[Written instruction]
Starting at the line with "Read this page and output its text content.", transcribe each line through the final one, both included, and add nothing.

Saved entries:
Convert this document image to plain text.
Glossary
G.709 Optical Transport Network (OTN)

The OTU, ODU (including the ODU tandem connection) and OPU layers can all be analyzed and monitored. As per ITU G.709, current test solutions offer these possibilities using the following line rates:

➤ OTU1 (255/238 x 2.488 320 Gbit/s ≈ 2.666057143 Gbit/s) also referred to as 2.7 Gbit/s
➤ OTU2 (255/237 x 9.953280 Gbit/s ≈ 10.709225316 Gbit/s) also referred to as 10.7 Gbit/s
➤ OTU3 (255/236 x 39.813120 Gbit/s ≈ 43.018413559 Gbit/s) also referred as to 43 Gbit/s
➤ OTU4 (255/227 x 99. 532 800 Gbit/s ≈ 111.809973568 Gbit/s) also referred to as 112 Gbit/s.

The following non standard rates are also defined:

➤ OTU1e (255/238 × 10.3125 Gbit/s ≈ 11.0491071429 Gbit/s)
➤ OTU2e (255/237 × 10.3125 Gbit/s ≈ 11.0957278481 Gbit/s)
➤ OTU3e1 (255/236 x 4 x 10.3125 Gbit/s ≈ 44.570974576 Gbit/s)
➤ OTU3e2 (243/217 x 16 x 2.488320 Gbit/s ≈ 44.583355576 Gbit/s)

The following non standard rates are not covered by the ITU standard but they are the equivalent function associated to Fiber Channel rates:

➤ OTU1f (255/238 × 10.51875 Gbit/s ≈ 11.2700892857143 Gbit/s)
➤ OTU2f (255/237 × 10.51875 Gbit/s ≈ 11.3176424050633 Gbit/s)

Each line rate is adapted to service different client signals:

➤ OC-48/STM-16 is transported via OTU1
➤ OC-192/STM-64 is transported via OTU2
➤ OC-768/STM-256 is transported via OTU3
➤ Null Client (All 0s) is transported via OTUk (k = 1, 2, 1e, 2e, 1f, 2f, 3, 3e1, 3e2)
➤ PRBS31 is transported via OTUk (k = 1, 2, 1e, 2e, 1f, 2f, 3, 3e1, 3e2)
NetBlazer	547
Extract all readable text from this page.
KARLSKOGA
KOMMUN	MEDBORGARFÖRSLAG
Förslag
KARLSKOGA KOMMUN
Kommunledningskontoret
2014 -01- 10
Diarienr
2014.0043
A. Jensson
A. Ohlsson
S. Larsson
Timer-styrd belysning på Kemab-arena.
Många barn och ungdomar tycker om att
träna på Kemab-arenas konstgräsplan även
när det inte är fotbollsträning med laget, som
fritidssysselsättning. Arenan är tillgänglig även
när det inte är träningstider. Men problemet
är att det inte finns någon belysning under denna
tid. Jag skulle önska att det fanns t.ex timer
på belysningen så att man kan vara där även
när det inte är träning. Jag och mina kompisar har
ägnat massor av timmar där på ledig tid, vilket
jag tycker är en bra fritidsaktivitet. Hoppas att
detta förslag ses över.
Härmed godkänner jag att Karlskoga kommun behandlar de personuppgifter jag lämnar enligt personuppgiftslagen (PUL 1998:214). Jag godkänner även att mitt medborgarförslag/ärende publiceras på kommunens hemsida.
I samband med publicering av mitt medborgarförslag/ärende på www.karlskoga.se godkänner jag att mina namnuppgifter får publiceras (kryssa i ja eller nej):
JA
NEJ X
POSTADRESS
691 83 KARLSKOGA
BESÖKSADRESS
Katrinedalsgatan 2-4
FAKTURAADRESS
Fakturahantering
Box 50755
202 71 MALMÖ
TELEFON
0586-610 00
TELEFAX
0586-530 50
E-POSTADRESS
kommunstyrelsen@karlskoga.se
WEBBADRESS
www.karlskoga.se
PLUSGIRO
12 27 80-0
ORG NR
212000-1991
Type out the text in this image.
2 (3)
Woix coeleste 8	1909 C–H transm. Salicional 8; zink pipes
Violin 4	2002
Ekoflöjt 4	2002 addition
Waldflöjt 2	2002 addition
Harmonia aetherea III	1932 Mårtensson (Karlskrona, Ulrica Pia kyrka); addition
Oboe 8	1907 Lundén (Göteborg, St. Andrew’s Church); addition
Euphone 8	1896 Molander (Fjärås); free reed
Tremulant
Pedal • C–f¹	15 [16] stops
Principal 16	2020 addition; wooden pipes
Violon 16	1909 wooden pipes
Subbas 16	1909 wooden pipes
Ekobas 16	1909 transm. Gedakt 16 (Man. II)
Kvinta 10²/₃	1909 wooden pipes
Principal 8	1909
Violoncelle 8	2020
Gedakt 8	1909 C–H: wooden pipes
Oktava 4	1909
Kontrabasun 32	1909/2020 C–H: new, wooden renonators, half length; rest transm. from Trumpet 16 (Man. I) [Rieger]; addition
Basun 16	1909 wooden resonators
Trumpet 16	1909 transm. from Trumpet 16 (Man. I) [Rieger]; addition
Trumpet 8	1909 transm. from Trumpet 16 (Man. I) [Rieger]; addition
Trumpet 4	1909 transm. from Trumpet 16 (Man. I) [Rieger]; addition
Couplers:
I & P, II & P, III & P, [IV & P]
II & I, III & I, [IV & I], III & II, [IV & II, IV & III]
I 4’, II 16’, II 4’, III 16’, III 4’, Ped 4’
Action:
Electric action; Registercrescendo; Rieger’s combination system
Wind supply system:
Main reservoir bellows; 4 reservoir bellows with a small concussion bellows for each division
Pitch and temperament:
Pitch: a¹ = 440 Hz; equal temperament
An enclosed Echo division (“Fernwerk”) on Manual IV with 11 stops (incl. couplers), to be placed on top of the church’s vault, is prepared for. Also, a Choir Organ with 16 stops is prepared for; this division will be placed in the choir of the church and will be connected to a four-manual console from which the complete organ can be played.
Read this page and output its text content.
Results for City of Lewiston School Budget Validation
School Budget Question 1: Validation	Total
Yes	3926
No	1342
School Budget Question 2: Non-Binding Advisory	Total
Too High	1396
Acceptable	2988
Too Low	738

[Result of the exercise]
Read this page and output its text content.
Results for City of Lewiston School Budget Validation
School Budget Question 1: Validation	Total
Yes	3926
No	1342
School Budget Question 2: Non-Binding Advisory	Total
Too High	1396
Acceptable	2988
Too Low	738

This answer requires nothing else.